Escribí mi petición llena de odio y rencor. Aunque no utilicé estas palabras, pedí venganza. Y tuve la osadía de pedirlo advirtiendo que si Dios era justo, yo obtendría lo que estaba pidiendo. Nunca antes unas hojas de cuaderno habían sido testigo de tanta rabia, odio y enojo. Y a decir verdad, nunca antes yo había experimentado sentimientos tan fuertes y negativos hacia una persona.
Terminé la oración y no sentí paz, me quedé llorando sin poder encontrar consuelo. Renegué haber ido al santísimo a perder mi tiempo. O eso creía yo.
Justo cuando ya me iba me di cuenta que en la parte de atrás había una segunda oración que decía “mensaje de Jesús para ti”. Fue la curiosidad que me motivó a leerla. No puedo describir mi sensación al entender lo que decía la oración.
“No me dirijas una oración agitada como si quisieras exigirme el cumplimiento de tus deseos (…). No estropees mis planes queriéndome imponer tus ideas (…). Lo que más daño te hace es tu razonamiento y tus propias ideas, y querer resolver las cosas a tu manera cuando mientras me dices: Jesús en ti confío (…). No seas como el paciente que le dice al médico que lo cure, pero le sugiere el modo de hacerlo”.

◆ **Qué se pide**
¿Puedes devolver, copiado literalmente, el fragmento del texto mostrado que comienza con las palabras que contienen "Escribí mi petición" y termina con "decía la oración."? El material no guarda relación con el texto mostrado.

◆ **Datos proporcionados**
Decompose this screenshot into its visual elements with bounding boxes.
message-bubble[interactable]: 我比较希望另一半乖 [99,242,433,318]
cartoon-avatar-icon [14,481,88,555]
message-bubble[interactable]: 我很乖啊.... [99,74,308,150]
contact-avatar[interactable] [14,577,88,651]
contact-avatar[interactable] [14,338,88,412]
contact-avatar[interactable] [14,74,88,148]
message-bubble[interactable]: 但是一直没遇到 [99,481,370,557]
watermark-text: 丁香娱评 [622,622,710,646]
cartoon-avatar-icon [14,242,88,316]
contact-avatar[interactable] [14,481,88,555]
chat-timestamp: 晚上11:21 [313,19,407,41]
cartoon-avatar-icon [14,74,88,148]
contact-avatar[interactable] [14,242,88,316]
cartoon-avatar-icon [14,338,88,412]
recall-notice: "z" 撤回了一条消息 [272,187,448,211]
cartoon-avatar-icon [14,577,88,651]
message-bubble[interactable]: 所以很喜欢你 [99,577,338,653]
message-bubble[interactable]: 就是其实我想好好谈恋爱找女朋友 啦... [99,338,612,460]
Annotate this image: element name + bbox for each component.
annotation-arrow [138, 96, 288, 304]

◆ **Ejercicio resuelto**
Escribí mi petición llena de odio y rencor. Aunque no utilicé estas palabras, pedí venganza. Y tuve la osadía de pedirlo advirtiendo que si Dios era justo, yo obtendría lo que estaba pidiendo. Nunca antes unas hojas de cuaderno habían sido testigo de tanta rabia, odio y enojo. Y a decir verdad, nunca antes yo había experimentado sentimientos tan fuertes y negativos hacia una persona.
Terminé la oración y no sentí paz, me quedé llorando sin poder encontrar consuelo. Renegué haber ido al santísimo a perder mi tiempo. O eso creía yo.
Justo cuando ya me iba me di cuenta que en la parte de atrás había una segunda oración que decía “mensaje de Jesús para ti”. Fue la curiosidad que me motivó a leerla. No puedo describir mi sensación al entender lo que decía la oración.